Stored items

▼

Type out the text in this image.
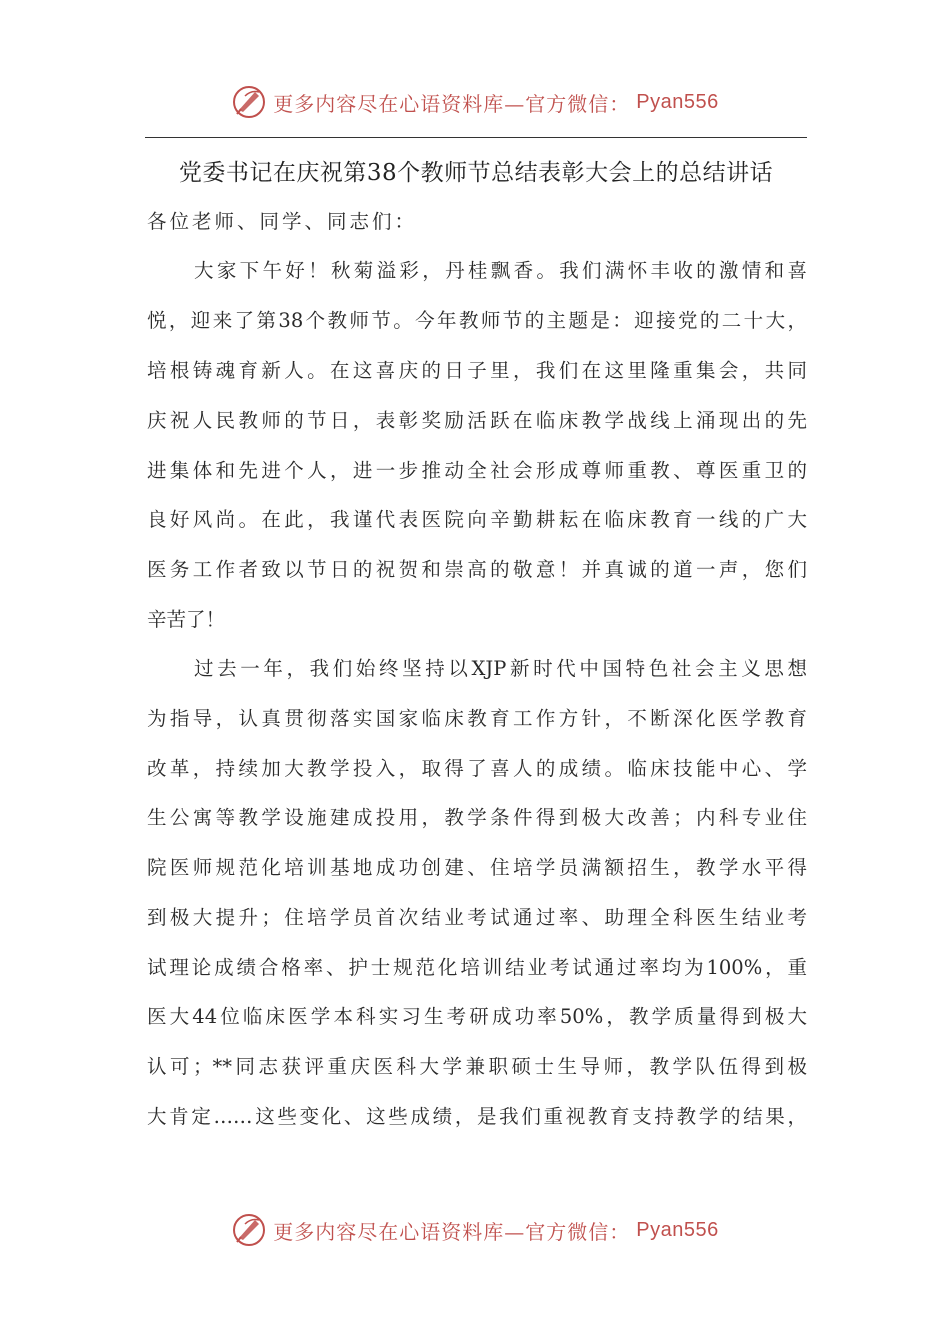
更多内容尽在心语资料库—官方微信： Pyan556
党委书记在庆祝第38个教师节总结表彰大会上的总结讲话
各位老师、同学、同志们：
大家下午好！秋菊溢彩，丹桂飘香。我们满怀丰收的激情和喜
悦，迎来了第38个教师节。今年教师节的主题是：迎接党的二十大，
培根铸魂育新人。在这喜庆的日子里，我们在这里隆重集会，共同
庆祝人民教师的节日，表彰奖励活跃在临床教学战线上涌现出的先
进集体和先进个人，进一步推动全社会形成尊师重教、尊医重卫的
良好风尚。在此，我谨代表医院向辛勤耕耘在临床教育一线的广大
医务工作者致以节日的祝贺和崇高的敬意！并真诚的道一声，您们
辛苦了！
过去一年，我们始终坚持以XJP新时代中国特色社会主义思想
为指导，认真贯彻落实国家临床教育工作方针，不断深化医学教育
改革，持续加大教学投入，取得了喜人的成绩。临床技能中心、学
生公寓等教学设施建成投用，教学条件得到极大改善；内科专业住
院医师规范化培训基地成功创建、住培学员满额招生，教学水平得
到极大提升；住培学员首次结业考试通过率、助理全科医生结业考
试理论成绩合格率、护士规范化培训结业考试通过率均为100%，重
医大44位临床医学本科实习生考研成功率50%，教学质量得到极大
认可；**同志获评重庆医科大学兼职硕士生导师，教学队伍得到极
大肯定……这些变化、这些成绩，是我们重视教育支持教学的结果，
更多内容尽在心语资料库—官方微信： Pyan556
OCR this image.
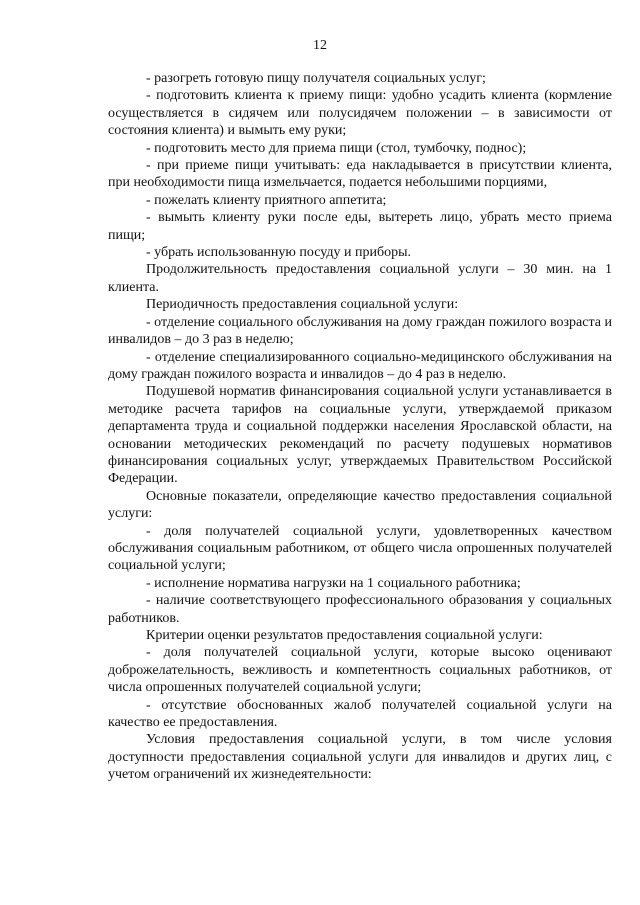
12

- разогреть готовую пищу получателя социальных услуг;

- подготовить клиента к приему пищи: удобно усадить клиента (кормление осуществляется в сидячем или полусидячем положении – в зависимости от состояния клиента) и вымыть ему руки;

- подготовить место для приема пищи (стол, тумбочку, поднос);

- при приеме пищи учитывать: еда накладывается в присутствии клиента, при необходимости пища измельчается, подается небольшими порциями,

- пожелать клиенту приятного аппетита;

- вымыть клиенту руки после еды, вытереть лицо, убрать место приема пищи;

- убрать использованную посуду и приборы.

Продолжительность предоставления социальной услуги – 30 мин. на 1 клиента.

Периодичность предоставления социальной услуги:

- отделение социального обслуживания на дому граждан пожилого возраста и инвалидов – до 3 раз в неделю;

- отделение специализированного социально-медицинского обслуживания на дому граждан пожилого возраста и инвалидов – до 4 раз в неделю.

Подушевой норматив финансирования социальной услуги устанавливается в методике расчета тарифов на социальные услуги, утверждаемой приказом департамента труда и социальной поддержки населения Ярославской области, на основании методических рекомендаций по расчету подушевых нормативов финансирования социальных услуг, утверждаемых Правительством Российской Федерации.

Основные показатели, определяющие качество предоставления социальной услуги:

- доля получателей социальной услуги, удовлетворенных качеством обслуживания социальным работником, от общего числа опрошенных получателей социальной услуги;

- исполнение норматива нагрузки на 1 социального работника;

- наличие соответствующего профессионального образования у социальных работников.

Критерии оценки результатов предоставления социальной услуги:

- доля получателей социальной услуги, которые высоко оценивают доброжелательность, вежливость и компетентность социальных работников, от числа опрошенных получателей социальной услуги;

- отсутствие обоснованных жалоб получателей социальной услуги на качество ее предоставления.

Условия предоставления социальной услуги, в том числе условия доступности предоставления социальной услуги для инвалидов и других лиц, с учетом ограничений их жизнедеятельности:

▲

** Goal **
Copy the listing exactly. Any image in it stays out of the copy.

** Solution for this problem **
Type out the text in this image.
更多内容尽在心语资料库—官方微信： Pyan556
党委书记在庆祝第38个教师节总结表彰大会上的总结讲话
各位老师、同学、同志们：
大家下午好！秋菊溢彩，丹桂飘香。我们满怀丰收的激情和喜
悦，迎来了第38个教师节。今年教师节的主题是：迎接党的二十大，
培根铸魂育新人。在这喜庆的日子里，我们在这里隆重集会，共同
庆祝人民教师的节日，表彰奖励活跃在临床教学战线上涌现出的先
进集体和先进个人，进一步推动全社会形成尊师重教、尊医重卫的
良好风尚。在此，我谨代表医院向辛勤耕耘在临床教育一线的广大
医务工作者致以节日的祝贺和崇高的敬意！并真诚的道一声，您们
辛苦了！
过去一年，我们始终坚持以XJP新时代中国特色社会主义思想
为指导，认真贯彻落实国家临床教育工作方针，不断深化医学教育
改革，持续加大教学投入，取得了喜人的成绩。临床技能中心、学
生公寓等教学设施建成投用，教学条件得到极大改善；内科专业住
院医师规范化培训基地成功创建、住培学员满额招生，教学水平得
到极大提升；住培学员首次结业考试通过率、助理全科医生结业考
试理论成绩合格率、护士规范化培训结业考试通过率均为100%，重
医大44位临床医学本科实习生考研成功率50%，教学质量得到极大
认可；**同志获评重庆医科大学兼职硕士生导师，教学队伍得到极
大肯定……这些变化、这些成绩，是我们重视教育支持教学的结果，
更多内容尽在心语资料库—官方微信： Pyan556
OCR this image.
12

- разогреть готовую пищу получателя социальных услуг;

- подготовить клиента к приему пищи: удобно усадить клиента (кормление осуществляется в сидячем или полусидячем положении – в зависимости от состояния клиента) и вымыть ему руки;

- подготовить место для приема пищи (стол, тумбочку, поднос);

- при приеме пищи учитывать: еда накладывается в присутствии клиента, при необходимости пища измельчается, подается небольшими порциями,

- пожелать клиенту приятного аппетита;

- вымыть клиенту руки после еды, вытереть лицо, убрать место приема пищи;

- убрать использованную посуду и приборы.

Продолжительность предоставления социальной услуги – 30 мин. на 1 клиента.

Периодичность предоставления социальной услуги:

- отделение социального обслуживания на дому граждан пожилого возраста и инвалидов – до 3 раз в неделю;

- отделение специализированного социально-медицинского обслуживания на дому граждан пожилого возраста и инвалидов – до 4 раз в неделю.

Подушевой норматив финансирования социальной услуги устанавливается в методике расчета тарифов на социальные услуги, утверждаемой приказом департамента труда и социальной поддержки населения Ярославской области, на основании методических рекомендаций по расчету подушевых нормативов финансирования социальных услуг, утверждаемых Правительством Российской Федерации.

Основные показатели, определяющие качество предоставления социальной услуги:

- доля получателей социальной услуги, удовлетворенных качеством обслуживания социальным работником, от общего числа опрошенных получателей социальной услуги;

- исполнение норматива нагрузки на 1 социального работника;

- наличие соответствующего профессионального образования у социальных работников.

Критерии оценки результатов предоставления социальной услуги:

- доля получателей социальной услуги, которые высоко оценивают доброжелательность, вежливость и компетентность социальных работников, от числа опрошенных получателей социальной услуги;

- отсутствие обоснованных жалоб получателей социальной услуги на качество ее предоставления.

Условия предоставления социальной услуги, в том числе условия доступности предоставления социальной услуги для инвалидов и других лиц, с учетом ограничений их жизнедеятельности:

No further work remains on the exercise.